Requirements | Report only the number of lines that hold the word "description".

########

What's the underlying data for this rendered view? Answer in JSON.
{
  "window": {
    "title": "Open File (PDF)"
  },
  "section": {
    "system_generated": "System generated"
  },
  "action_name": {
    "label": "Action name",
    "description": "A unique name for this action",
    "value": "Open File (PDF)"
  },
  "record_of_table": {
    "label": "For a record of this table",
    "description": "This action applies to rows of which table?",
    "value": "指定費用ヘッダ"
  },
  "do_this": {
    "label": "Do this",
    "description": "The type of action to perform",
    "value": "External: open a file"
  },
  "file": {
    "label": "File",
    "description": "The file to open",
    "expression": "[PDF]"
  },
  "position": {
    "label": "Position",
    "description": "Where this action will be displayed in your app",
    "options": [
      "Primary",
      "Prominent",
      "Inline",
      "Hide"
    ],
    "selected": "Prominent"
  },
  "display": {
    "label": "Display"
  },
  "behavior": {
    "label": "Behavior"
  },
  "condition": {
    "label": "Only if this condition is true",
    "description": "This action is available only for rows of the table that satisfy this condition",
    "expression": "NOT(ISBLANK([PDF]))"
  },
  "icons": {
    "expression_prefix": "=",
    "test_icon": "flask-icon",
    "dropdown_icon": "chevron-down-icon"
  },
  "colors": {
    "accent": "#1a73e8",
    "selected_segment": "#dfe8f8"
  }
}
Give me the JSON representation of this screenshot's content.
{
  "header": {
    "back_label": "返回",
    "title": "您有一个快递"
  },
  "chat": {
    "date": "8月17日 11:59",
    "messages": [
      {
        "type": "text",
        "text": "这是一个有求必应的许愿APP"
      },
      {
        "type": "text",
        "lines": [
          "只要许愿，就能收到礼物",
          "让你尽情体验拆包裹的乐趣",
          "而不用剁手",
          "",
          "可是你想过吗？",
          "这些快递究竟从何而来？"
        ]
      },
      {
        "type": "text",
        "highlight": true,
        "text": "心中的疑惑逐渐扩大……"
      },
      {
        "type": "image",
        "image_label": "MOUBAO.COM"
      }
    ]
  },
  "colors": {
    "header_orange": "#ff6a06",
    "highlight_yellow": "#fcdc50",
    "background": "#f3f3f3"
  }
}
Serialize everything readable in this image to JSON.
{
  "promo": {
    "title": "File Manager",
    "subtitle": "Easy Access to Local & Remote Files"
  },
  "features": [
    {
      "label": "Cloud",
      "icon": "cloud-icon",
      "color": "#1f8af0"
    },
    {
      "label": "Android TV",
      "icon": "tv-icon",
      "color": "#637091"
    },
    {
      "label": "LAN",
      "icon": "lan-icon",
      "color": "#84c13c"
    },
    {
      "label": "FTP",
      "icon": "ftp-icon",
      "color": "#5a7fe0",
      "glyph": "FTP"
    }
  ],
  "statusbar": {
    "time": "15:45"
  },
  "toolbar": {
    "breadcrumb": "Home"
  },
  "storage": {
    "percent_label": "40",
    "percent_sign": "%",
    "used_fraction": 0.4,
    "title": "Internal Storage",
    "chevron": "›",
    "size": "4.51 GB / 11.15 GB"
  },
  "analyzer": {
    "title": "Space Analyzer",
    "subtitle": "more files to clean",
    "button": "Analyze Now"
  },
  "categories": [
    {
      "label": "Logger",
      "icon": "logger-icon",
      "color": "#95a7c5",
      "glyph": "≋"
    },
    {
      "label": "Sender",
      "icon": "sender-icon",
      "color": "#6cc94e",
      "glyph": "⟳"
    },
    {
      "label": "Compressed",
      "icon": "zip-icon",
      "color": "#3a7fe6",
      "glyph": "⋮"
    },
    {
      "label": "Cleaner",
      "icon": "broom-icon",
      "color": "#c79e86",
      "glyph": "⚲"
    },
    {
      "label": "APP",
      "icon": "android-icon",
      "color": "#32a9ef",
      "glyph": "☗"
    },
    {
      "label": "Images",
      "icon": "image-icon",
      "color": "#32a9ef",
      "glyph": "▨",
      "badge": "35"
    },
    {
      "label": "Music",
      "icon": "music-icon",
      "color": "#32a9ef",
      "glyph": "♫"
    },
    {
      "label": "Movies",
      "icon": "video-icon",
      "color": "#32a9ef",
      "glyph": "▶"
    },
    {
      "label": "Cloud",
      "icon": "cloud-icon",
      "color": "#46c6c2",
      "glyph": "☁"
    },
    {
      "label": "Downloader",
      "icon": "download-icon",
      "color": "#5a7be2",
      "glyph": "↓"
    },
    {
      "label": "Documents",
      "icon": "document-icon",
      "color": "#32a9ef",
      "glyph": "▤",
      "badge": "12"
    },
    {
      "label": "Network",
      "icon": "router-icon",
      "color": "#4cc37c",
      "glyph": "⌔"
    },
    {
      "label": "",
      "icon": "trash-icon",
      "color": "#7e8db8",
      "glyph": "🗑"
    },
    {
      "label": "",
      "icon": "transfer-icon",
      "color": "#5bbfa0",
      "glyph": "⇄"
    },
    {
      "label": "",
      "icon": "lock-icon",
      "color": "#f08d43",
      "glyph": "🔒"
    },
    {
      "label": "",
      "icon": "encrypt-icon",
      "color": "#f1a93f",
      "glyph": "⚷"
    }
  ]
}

########

Completed exercise | 6